PAGE TEXT
*-*-*

In her first TV interview, Maitlyn Gandy reacts to the confession of her daughter's accused killer and opens up about what broke her while laying Athena to rest.

DECATUR, Texas — In an office in Downtown Decatur, Maitlyn Gandy enters the room surrounded by her legal team. 

She is the easiest to spot -- her pink hair stands out above all. 

The color was Gandy's oldest daughter Athena Strand's favorite. The mother says her hair was initially intended the color to be red. But, well, it turned out the way it did. 

After enduring two of the most challenging weeks of her life following the murder of her 7-year-old child, Gandy says she might never change her hair color again. 

"I don't know if I can now," Gandy told WFAA before sitting down for the first formal interview she's given since her daughter's death.

Gandy has been in an unforgiving and solemn spotlight following Strand's death.

*-*-*

LISTED ENTRIES
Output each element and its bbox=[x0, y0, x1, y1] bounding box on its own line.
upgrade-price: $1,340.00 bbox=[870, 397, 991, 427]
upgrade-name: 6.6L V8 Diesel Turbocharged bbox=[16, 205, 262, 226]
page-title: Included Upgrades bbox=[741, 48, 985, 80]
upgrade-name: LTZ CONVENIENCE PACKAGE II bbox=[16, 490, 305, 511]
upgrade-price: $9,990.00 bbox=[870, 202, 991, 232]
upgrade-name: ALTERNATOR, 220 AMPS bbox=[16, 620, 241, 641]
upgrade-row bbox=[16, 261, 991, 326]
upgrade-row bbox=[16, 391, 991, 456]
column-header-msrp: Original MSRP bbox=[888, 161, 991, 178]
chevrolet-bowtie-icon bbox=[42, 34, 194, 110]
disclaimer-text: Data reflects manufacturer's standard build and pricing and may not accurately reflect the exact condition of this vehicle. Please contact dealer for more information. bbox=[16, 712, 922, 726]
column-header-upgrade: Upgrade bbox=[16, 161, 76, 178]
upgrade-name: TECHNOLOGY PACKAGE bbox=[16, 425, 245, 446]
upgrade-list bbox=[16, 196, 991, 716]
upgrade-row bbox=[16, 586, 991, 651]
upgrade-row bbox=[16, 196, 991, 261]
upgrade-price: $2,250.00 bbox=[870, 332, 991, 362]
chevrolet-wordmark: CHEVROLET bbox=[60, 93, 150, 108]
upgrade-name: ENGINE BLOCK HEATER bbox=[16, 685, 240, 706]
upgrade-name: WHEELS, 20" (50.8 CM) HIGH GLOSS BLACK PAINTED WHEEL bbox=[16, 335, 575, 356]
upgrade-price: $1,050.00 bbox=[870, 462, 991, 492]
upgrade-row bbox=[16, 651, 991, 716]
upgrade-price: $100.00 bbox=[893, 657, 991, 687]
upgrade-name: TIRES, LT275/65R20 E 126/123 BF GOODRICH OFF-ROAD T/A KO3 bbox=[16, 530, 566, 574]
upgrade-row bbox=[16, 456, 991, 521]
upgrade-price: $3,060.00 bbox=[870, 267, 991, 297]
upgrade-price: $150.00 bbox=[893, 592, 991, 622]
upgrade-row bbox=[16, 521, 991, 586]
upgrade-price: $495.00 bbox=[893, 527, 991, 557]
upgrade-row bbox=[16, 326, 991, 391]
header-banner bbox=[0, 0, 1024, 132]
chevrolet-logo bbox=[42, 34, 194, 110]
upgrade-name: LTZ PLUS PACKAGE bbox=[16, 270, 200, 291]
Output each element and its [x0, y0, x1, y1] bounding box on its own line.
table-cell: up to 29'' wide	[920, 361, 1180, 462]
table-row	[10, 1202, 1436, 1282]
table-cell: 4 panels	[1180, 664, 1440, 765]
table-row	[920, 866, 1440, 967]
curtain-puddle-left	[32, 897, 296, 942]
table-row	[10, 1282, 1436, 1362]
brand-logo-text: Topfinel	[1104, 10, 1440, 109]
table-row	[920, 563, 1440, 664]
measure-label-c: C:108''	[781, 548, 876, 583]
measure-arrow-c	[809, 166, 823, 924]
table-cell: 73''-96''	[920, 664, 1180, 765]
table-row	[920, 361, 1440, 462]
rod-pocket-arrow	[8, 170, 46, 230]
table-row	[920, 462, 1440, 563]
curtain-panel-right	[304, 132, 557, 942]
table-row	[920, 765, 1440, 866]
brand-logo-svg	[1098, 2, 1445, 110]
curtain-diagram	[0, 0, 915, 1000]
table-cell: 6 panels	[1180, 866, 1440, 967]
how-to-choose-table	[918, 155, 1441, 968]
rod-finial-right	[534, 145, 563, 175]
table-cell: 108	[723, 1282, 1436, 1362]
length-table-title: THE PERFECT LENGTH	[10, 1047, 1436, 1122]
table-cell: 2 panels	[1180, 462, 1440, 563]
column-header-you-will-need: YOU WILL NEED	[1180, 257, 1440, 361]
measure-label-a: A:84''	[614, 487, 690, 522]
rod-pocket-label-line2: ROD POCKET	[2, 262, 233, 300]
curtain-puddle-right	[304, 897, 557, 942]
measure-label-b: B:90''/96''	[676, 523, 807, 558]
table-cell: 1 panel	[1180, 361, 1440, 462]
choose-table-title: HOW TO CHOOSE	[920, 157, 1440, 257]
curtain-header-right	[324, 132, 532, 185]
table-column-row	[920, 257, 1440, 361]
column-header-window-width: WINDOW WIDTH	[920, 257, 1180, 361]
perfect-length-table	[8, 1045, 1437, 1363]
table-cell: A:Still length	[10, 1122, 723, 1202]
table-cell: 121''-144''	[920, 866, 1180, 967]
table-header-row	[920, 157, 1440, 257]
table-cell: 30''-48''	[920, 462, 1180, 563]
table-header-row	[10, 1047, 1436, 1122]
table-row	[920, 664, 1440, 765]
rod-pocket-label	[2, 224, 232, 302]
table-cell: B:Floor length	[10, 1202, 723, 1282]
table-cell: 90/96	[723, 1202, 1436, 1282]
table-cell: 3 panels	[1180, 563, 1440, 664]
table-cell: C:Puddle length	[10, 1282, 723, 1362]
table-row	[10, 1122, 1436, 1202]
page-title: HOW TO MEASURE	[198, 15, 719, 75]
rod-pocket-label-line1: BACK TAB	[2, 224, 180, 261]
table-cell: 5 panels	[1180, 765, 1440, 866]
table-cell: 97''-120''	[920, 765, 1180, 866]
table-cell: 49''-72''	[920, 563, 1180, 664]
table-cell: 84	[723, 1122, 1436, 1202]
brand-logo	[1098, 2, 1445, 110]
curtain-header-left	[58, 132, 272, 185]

*-*-*

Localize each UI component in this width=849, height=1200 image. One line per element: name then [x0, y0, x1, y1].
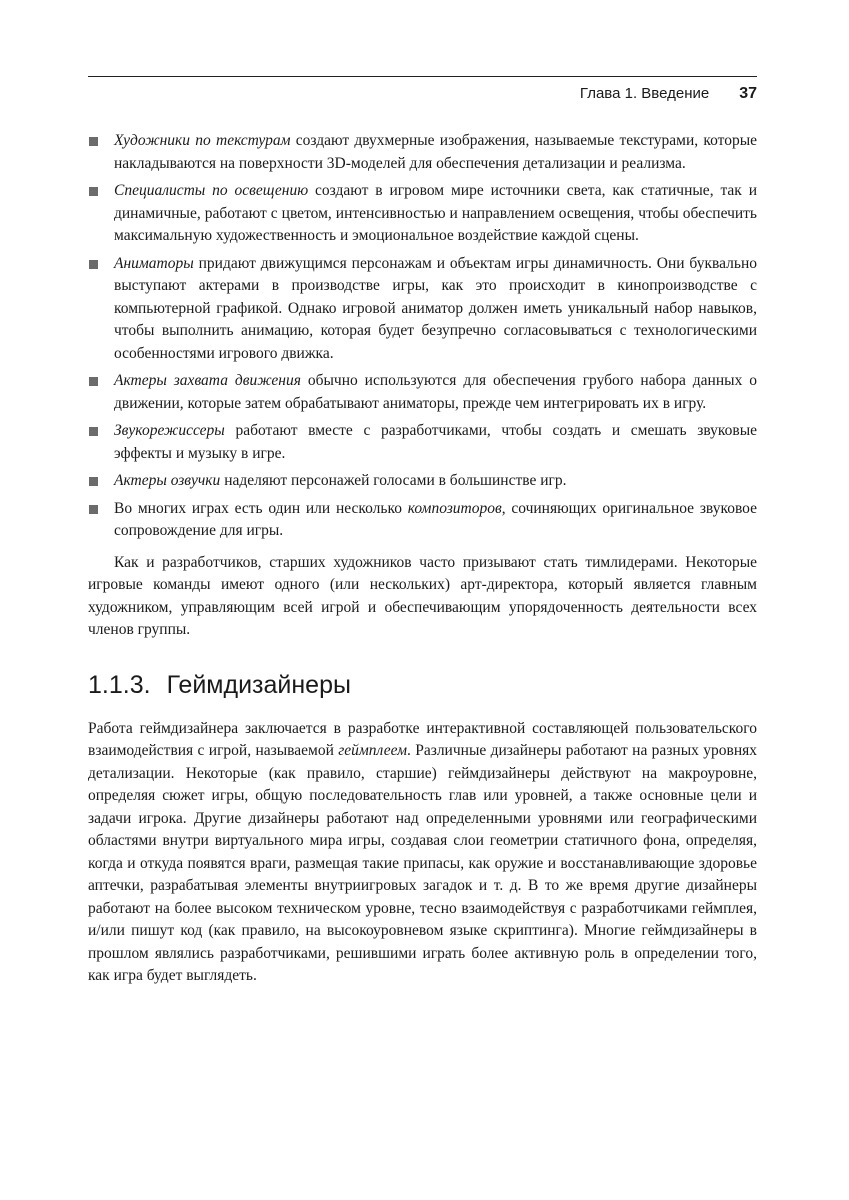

*-*-*

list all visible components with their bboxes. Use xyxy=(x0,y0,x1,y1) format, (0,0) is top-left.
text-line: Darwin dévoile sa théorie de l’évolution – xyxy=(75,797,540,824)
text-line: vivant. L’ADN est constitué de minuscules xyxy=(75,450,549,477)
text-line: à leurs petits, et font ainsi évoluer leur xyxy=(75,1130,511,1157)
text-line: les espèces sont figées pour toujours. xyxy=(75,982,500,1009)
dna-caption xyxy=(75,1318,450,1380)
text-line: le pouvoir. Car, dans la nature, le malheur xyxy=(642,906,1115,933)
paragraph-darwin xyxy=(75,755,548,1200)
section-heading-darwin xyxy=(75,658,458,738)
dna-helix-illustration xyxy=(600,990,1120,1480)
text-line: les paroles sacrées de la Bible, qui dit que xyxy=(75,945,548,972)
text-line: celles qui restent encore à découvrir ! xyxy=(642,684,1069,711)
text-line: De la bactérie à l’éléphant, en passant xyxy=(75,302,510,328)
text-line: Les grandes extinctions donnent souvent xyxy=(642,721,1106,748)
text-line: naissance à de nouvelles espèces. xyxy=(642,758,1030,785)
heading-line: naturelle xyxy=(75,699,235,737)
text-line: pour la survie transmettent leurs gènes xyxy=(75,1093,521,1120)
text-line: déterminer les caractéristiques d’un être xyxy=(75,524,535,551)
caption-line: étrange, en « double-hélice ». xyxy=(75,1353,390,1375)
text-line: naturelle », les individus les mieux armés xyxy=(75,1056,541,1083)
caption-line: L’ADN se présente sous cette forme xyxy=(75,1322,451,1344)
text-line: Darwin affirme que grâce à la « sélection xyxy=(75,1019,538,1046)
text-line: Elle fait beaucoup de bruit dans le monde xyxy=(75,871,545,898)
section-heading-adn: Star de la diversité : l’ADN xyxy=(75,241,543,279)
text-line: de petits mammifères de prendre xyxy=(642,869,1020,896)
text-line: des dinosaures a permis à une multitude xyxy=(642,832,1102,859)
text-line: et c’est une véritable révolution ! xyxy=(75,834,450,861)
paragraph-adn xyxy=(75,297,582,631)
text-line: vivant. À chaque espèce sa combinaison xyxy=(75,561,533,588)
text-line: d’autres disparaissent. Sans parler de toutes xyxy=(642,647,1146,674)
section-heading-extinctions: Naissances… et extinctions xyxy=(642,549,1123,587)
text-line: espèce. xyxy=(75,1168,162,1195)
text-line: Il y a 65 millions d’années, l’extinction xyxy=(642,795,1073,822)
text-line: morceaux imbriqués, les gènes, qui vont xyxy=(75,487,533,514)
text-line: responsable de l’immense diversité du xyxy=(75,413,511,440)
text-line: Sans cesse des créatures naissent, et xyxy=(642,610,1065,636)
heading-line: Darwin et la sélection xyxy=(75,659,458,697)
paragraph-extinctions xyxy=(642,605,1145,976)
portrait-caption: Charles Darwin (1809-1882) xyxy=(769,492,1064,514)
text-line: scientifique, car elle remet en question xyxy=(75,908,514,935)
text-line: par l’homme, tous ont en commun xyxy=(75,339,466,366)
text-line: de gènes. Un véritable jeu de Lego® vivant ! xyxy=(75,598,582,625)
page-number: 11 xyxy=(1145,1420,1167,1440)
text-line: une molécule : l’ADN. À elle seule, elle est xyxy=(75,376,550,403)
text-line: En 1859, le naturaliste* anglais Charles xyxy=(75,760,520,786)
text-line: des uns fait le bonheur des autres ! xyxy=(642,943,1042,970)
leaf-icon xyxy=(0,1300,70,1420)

*-*-*

WRITTEN INSTRUCTION
Could you restate the article about Maitlyn Gandy from "DECATUR, Texas —" to "following Strand's death.", swapping "office" for "building"?

IN RESPONSE
DECATUR, Texas — In an building in Downtown Decatur, Maitlyn Gandy enters the room surrounded by her legal team. 

She is the easiest to spot -- her pink hair stands out above all. 

The color was Gandy's oldest daughter Athena Strand's favorite. The mother says her hair was initially intended the color to be red. But, well, it turned out the way it did. 

After enduring two of the most challenging weeks of her life following the murder of her 7-year-old child, Gandy says she might never change her hair color again. 

"I don't know if I can now," Gandy told WFAA before sitting down for the first formal interview she's given since her daughter's death.

Gandy has been in an unforgiving and solemn spotlight following Strand's death.